─── Source ───
The opinion of the court was delivered by: J. Phil Gilbert District Judge
This matter comes before the Court on Defendant Casino Queen, Inc.'s Partial Motion to Dismiss (Doc. 12) to which Plaintiffs CP St. Louis Casino, LLC and CP St. Louis Casino Acquisition, LLC have responded (Doc. 16), and Casino Queen, Inc. Has replied (Doc. 17). For the following reasons the Court GRANTS IN PART and DENIES IN PART Defendant's Motion.
For purposes of this motion, accepting all of Plaintiffs's allegations as true and drawing all reasonable inferences it its favor, the Court finds the following facts.
In late 2005, Plaintiffs, CP St. Louis Casino, LLC and CP St. Louis Casino Acquisition, LLC,*fn1 began negotiations with Defendant, Casino Queen, to obtain ownership and control of the Casino Queen. In April 2006, the parties entered into a Merger Agreement (the Agreement) which established the terms and conditions of the transfer. Any such transfer would require the consent of certain governmental agencies, and St. Louis Casino would have to obtain a gaming licence.
A provision of the Agreement required that Casino Queen certify that no event had occurred which might place its gaming permits and licences in peril. Another provision of the Agreement required Casino Queen to certify that it was not conducting its business in violation of gaming laws and regulations and that, to its knowledge, "its directors, officers, key employees and persons performing management functions similar to officers and partners" were complying with gaming laws and regulations. Further, Casino Queen promised to promptly notify St. Louis Casino should any of its representations later be rendered untrue. Both parties also agreed to promptly notify the other in the event that either reasonably believed that governmental approval or licencing would be denied or materially delayed.
As per a clause in the Agreement regarding the transferability of stock, Casino Queen notified St. Louis Casino that Gerard Kenny, a stockholder and/or director of Casino Queen, had pledged his shares to certain other stockholders and/or directors. Casino Queen disclosed that "the validity of the pledge is an issue currently in litigation." What Casino Queen did not disclose, however, was that the stock pledge was being investigated by the Illinois Gaming Board (the Board). Furthermore, Casino Queen did not disclose that Gerard Kenny was also being investigated by the Board for alleged ties to organized crime. In January 2007, the Board ordered Gerard Kenny to economically dissociate himself from Casino Queen. In the meantime, St. Louis Casino found their application to obtain a gaming licence from the Board delayed, perhaps because of the investigations into Gerard Kenny's activities.
An outside date of December 31, 2006 was set for closing on the acquisition. However, St. Louis Casino would not have received the necessary governmental approval and licencing to consummate the deal by that date. Therefore, as per a clause in the Agreement, the parties agreed to extend the date for closing to February 28, 2007. In exchange for Casino Queen's agreement to push back the closing date, St. Louis Casino deposited a security deposit of slightly over five million dollars into an escrow account. On or about February 26, St. Louis Casino, still waiting to obtain a gaming licence, asked for a further extension of the closing date. Casino Queen refused, and terminated the Agreement. Casino Queen kept the five million dollars in the escrow account, despite St. Louis Casino's demand that it return the money.
─── Data section ───
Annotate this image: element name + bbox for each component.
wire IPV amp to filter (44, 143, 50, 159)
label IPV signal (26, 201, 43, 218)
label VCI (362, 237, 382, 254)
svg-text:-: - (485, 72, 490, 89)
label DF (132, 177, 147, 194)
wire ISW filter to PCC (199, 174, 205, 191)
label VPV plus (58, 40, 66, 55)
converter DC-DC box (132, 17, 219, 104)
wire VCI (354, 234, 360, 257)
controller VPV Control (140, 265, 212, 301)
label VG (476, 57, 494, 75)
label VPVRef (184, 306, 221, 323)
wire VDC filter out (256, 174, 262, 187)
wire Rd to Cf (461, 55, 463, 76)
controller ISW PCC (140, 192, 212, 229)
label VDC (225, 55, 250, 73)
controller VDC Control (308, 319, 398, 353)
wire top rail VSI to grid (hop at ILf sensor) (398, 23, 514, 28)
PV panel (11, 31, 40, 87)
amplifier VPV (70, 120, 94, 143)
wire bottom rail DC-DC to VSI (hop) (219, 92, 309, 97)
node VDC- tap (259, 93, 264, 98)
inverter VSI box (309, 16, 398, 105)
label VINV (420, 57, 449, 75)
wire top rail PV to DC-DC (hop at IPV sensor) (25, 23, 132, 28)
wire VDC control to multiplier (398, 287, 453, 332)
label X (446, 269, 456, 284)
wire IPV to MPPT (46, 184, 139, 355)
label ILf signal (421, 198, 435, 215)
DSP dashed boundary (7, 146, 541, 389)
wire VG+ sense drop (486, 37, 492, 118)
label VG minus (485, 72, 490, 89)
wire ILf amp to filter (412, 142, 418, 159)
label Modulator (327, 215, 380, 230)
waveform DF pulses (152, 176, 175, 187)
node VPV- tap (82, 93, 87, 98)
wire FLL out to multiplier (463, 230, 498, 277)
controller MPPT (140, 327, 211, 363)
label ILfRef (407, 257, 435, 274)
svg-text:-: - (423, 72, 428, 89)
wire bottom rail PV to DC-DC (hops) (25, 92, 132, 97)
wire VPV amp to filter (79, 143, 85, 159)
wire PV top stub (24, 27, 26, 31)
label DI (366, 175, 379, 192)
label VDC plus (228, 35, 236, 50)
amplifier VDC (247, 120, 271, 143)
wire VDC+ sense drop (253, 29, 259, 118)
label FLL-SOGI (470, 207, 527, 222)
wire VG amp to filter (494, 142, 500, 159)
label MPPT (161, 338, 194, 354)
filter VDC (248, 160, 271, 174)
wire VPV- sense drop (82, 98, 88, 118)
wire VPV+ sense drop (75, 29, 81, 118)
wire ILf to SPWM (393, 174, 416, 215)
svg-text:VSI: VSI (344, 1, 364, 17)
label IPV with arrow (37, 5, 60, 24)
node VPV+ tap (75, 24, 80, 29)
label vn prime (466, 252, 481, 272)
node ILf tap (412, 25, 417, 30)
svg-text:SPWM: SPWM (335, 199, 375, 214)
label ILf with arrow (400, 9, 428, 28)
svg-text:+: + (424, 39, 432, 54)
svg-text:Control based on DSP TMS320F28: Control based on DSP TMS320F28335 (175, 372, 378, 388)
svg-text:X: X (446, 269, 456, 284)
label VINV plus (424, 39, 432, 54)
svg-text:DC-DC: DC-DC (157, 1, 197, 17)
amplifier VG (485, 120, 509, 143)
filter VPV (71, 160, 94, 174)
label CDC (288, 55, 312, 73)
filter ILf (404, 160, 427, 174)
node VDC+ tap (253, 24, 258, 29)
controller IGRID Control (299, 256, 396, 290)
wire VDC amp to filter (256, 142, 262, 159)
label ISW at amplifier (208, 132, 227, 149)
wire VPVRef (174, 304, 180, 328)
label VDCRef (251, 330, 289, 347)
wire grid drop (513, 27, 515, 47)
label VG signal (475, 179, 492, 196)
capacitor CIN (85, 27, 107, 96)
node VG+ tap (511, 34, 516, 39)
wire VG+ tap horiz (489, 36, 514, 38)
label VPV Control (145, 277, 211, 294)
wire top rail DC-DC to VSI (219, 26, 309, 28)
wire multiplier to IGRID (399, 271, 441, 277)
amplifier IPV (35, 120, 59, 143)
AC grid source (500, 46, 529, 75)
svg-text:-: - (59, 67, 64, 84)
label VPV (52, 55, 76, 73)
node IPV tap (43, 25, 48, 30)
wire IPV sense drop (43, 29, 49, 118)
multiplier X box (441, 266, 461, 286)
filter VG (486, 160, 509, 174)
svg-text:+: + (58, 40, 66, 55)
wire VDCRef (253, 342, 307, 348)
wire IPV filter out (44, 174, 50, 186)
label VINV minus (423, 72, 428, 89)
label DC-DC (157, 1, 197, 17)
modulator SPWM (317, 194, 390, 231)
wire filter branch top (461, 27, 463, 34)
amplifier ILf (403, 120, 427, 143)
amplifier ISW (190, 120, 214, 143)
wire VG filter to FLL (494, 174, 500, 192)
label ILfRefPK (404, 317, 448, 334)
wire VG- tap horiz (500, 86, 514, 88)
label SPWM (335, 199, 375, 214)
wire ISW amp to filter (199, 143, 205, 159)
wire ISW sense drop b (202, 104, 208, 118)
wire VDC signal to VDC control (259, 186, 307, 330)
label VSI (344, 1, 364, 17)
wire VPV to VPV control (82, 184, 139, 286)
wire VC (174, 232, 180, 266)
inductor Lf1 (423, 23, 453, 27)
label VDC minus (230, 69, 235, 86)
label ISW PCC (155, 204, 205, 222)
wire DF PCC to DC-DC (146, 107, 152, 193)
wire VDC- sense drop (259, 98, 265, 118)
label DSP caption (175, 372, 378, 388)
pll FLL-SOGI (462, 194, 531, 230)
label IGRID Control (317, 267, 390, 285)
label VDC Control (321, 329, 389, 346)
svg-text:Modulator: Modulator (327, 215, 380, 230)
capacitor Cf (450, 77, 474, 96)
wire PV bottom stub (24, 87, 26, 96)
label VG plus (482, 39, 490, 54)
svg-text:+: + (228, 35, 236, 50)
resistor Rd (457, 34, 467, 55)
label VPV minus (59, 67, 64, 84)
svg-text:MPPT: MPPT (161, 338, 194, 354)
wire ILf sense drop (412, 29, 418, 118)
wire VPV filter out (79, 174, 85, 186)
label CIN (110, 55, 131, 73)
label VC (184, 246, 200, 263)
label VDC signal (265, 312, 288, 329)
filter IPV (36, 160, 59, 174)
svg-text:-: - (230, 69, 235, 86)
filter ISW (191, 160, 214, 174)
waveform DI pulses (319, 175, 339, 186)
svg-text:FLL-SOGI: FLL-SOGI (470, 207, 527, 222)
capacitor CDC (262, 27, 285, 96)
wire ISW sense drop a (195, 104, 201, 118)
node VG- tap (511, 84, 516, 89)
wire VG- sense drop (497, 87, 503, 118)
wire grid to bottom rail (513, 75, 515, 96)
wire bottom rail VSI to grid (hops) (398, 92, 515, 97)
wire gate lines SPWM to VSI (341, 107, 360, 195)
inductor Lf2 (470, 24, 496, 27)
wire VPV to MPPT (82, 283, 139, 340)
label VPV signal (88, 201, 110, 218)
───
■ Direction 1: From the opinion, write out exactly the passage starting with "An outside date" and going on through "return the money.".
■ Direction 2: Using the opinion, state whether each statement agrees with it. Answer yes or no, and quote the deciding words exactly. (a) The parties extended the closing date to February 28, 2007. (b) After terminating the Agreement, Casino Queen returned the security deposit to St. Louis Casino. (c) Casino Queen told St. Louis Casino that the Illinois Gaming Board was investigating the stock pledge.
■ Direction 3: According to the opinion, why did the parties move the closing date from December 31, 2006 to February 28, 2007? Answer in one to three sentences.

■ Worked answer 1:
An outside date of December 31, 2006 was set for closing on the acquisition. However, St. Louis Casino would not have received the necessary governmental approval and licencing to consummate the deal by that date. Therefore, as per a clause in the Agreement, the parties agreed to extend the date for closing to February 28, 2007. In exchange for Casino Queen's agreement to push back the closing date, St. Louis Casino deposited a security deposit of slightly over five million dollars into an escrow account. On or about February 26, St. Louis Casino, still waiting to obtain a gaming licence, asked for a further extension of the closing date. Casino Queen refused, and terminated the Agreement. Casino Queen kept the five million dollars in the escrow account, despite St. Louis Casino's demand that it return the money.

■ Worked answer 2:
(a) Yes: "the parties agreed to extend the date for closing to February 28, 2007"
(b) No: "Casino Queen kept the five million dollars in the escrow account, despite St. Louis Casino's demand that it return the money."
(c) No: "What Casino Queen did not disclose, however, was that the stock pledge was being investigated by the Illinois Gaming Board (the Board)."

■ Worked answer 3: St. Louis Casino would not have obtained the necessary governmental approval and licensing by the original outside date of December 31, 2006. The parties therefore used a clause in the Agreement to extend the closing date to February 28, 2007.